**Set task:**
Repeat each line word for word.
****
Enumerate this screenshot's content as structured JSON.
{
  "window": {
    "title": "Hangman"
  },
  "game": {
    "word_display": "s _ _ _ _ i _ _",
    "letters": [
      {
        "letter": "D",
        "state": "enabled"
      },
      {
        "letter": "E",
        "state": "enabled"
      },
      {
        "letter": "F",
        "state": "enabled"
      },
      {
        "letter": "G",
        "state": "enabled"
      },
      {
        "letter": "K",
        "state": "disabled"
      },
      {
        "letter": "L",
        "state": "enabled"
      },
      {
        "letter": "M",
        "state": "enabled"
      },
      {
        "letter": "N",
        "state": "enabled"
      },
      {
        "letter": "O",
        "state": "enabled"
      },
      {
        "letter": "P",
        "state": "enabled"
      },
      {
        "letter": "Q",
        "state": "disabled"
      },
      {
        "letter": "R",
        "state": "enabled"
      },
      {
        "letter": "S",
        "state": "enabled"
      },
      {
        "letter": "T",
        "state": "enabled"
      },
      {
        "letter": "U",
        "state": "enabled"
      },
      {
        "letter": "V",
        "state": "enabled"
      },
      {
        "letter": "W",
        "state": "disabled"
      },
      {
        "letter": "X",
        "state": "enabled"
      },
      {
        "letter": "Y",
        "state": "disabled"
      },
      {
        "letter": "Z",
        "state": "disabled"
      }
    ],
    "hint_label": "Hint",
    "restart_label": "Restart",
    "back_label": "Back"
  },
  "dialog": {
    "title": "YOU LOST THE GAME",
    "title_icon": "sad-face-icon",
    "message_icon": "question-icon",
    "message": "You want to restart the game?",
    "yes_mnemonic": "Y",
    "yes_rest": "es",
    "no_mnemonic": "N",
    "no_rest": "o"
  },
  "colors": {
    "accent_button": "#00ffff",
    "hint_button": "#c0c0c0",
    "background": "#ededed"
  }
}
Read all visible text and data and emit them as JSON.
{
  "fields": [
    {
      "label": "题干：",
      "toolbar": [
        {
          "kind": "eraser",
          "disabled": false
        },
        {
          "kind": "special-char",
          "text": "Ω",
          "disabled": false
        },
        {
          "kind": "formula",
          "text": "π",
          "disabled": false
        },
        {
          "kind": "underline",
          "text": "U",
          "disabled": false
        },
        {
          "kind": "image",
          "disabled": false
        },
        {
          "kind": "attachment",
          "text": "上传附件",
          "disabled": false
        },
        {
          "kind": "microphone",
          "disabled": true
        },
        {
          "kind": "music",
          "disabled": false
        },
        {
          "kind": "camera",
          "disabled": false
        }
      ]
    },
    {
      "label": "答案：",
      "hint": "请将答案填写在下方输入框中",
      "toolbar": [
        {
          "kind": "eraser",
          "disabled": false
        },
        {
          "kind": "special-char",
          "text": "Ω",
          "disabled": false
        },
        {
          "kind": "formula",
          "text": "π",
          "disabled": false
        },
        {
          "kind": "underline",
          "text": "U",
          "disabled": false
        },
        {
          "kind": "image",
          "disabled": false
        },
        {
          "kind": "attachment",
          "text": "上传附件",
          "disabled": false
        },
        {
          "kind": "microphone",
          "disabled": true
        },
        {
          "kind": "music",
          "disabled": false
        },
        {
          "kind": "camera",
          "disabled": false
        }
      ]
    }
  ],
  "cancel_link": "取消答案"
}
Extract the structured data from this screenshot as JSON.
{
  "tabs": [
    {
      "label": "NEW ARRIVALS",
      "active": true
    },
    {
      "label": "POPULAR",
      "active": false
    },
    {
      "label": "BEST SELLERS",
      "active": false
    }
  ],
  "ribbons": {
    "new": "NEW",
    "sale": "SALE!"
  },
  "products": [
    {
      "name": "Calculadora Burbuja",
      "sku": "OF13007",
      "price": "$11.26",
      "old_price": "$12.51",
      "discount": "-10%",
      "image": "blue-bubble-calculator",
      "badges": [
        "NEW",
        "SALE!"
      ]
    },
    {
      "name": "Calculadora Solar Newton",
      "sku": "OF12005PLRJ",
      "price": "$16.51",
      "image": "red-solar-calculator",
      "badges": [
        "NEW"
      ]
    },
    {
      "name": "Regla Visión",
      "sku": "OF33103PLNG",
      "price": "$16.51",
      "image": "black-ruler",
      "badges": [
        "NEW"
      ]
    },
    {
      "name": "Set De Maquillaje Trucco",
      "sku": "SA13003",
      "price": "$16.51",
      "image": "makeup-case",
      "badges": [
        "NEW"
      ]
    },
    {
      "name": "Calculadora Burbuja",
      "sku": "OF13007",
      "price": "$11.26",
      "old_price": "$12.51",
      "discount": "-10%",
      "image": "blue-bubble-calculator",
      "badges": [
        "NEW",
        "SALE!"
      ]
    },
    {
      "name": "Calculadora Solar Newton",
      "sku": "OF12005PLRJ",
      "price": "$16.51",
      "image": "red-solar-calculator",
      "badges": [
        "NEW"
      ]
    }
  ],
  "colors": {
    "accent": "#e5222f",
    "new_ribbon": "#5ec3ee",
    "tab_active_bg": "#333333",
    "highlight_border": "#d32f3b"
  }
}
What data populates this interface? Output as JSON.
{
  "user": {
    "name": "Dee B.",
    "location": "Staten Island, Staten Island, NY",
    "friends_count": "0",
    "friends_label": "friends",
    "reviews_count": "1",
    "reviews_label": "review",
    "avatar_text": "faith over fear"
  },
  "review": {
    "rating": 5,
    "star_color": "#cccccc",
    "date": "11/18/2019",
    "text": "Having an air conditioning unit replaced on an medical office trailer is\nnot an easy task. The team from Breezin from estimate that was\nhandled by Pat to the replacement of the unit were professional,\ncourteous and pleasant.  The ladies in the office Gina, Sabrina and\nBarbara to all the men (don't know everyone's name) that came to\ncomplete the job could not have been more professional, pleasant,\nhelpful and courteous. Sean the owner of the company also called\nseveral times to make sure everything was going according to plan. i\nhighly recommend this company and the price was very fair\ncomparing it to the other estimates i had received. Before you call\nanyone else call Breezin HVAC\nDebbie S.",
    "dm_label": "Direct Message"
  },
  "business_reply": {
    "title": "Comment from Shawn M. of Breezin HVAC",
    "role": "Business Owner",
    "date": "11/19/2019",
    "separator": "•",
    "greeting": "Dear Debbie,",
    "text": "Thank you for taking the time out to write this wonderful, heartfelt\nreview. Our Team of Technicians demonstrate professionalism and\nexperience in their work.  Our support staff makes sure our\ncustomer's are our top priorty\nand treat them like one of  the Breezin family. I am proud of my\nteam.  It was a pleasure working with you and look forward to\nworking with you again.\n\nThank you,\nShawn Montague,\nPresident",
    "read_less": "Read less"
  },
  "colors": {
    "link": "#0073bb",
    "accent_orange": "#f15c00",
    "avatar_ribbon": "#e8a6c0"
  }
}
****
**Full answer:**
Enumerate this screenshot's content as structured JSON.
{
  "window": {
    "title": "Hangman"
  },
  "game": {
    "word_display": "s _ _ _ _ i _ _",
    "letters": [
      {
        "letter": "D",
        "state": "enabled"
      },
      {
        "letter": "E",
        "state": "enabled"
      },
      {
        "letter": "F",
        "state": "enabled"
      },
      {
        "letter": "G",
        "state": "enabled"
      },
      {
        "letter": "K",
        "state": "disabled"
      },
      {
        "letter": "L",
        "state": "enabled"
      },
      {
        "letter": "M",
        "state": "enabled"
      },
      {
        "letter": "N",
        "state": "enabled"
      },
      {
        "letter": "O",
        "state": "enabled"
      },
      {
        "letter": "P",
        "state": "enabled"
      },
      {
        "letter": "Q",
        "state": "disabled"
      },
      {
        "letter": "R",
        "state": "enabled"
      },
      {
        "letter": "S",
        "state": "enabled"
      },
      {
        "letter": "T",
        "state": "enabled"
      },
      {
        "letter": "U",
        "state": "enabled"
      },
      {
        "letter": "V",
        "state": "enabled"
      },
      {
        "letter": "W",
        "state": "disabled"
      },
      {
        "letter": "X",
        "state": "enabled"
      },
      {
        "letter": "Y",
        "state": "disabled"
      },
      {
        "letter": "Z",
        "state": "disabled"
      }
    ],
    "hint_label": "Hint",
    "restart_label": "Restart",
    "back_label": "Back"
  },
  "dialog": {
    "title": "YOU LOST THE GAME",
    "title_icon": "sad-face-icon",
    "message_icon": "question-icon",
    "message": "You want to restart the game?",
    "yes_mnemonic": "Y",
    "yes_rest": "es",
    "no_mnemonic": "N",
    "no_rest": "o"
  },
  "colors": {
    "accent_button": "#00ffff",
    "hint_button": "#c0c0c0",
    "background": "#ededed"
  }
}
Read all visible text and data and emit them as JSON.
{
  "fields": [
    {
      "label": "题干：",
      "toolbar": [
        {
          "kind": "eraser",
          "disabled": false
        },
        {
          "kind": "special-char",
          "text": "Ω",
          "disabled": false
        },
        {
          "kind": "formula",
          "text": "π",
          "disabled": false
        },
        {
          "kind": "underline",
          "text": "U",
          "disabled": false
        },
        {
          "kind": "image",
          "disabled": false
        },
        {
          "kind": "attachment",
          "text": "上传附件",
          "disabled": false
        },
        {
          "kind": "microphone",
          "disabled": true
        },
        {
          "kind": "music",
          "disabled": false
        },
        {
          "kind": "camera",
          "disabled": false
        }
      ]
    },
    {
      "label": "答案：",
      "hint": "请将答案填写在下方输入框中",
      "toolbar": [
        {
          "kind": "eraser",
          "disabled": false
        },
        {
          "kind": "special-char",
          "text": "Ω",
          "disabled": false
        },
        {
          "kind": "formula",
          "text": "π",
          "disabled": false
        },
        {
          "kind": "underline",
          "text": "U",
          "disabled": false
        },
        {
          "kind": "image",
          "disabled": false
        },
        {
          "kind": "attachment",
          "text": "上传附件",
          "disabled": false
        },
        {
          "kind": "microphone",
          "disabled": true
        },
        {
          "kind": "music",
          "disabled": false
        },
        {
          "kind": "camera",
          "disabled": false
        }
      ]
    }
  ],
  "cancel_link": "取消答案"
}
Extract the structured data from this screenshot as JSON.
{
  "tabs": [
    {
      "label": "NEW ARRIVALS",
      "active": true
    },
    {
      "label": "POPULAR",
      "active": false
    },
    {
      "label": "BEST SELLERS",
      "active": false
    }
  ],
  "ribbons": {
    "new": "NEW",
    "sale": "SALE!"
  },
  "products": [
    {
      "name": "Calculadora Burbuja",
      "sku": "OF13007",
      "price": "$11.26",
      "old_price": "$12.51",
      "discount": "-10%",
      "image": "blue-bubble-calculator",
      "badges": [
        "NEW",
        "SALE!"
      ]
    },
    {
      "name": "Calculadora Solar Newton",
      "sku": "OF12005PLRJ",
      "price": "$16.51",
      "image": "red-solar-calculator",
      "badges": [
        "NEW"
      ]
    },
    {
      "name": "Regla Visión",
      "sku": "OF33103PLNG",
      "price": "$16.51",
      "image": "black-ruler",
      "badges": [
        "NEW"
      ]
    },
    {
      "name": "Set De Maquillaje Trucco",
      "sku": "SA13003",
      "price": "$16.51",
      "image": "makeup-case",
      "badges": [
        "NEW"
      ]
    },
    {
      "name": "Calculadora Burbuja",
      "sku": "OF13007",
      "price": "$11.26",
      "old_price": "$12.51",
      "discount": "-10%",
      "image": "blue-bubble-calculator",
      "badges": [
        "NEW",
        "SALE!"
      ]
    },
    {
      "name": "Calculadora Solar Newton",
      "sku": "OF12005PLRJ",
      "price": "$16.51",
      "image": "red-solar-calculator",
      "badges": [
        "NEW"
      ]
    }
  ],
  "colors": {
    "accent": "#e5222f",
    "new_ribbon": "#5ec3ee",
    "tab_active_bg": "#333333",
    "highlight_border": "#d32f3b"
  }
}
What data populates this interface? Output as JSON.
{
  "user": {
    "name": "Dee B.",
    "location": "Staten Island, Staten Island, NY",
    "friends_count": "0",
    "friends_label": "friends",
    "reviews_count": "1",
    "reviews_label": "review",
    "avatar_text": "faith over fear"
  },
  "review": {
    "rating": 5,
    "star_color": "#cccccc",
    "date": "11/18/2019",
    "text": "Having an air conditioning unit replaced on an medical office trailer is\nnot an easy task. The team from Breezin from estimate that was\nhandled by Pat to the replacement of the unit were professional,\ncourteous and pleasant.  The ladies in the office Gina, Sabrina and\nBarbara to all the men (don't know everyone's name) that came to\ncomplete the job could not have been more professional, pleasant,\nhelpful and courteous. Sean the owner of the company also called\nseveral times to make sure everything was going according to plan. i\nhighly recommend this company and the price was very fair\ncomparing it to the other estimates i had received. Before you call\nanyone else call Breezin HVAC\nDebbie S.",
    "dm_label": "Direct Message"
  },
  "business_reply": {
    "title": "Comment from Shawn M. of Breezin HVAC",
    "role": "Business Owner",
    "date": "11/19/2019",
    "separator": "•",
    "greeting": "Dear Debbie,",
    "text": "Thank you for taking the time out to write this wonderful, heartfelt\nreview. Our Team of Technicians demonstrate professionalism and\nexperience in their work.  Our support staff makes sure our\ncustomer's are our top priorty\nand treat them like one of  the Breezin family. I am proud of my\nteam.  It was a pleasure working with you and look forward to\nworking with you again.\n\nThank you,\nShawn Montague,\nPresident",
    "read_less": "Read less"
  },
  "colors": {
    "link": "#0073bb",
    "accent_orange": "#f15c00",
    "avatar_ribbon": "#e8a6c0"
  }
}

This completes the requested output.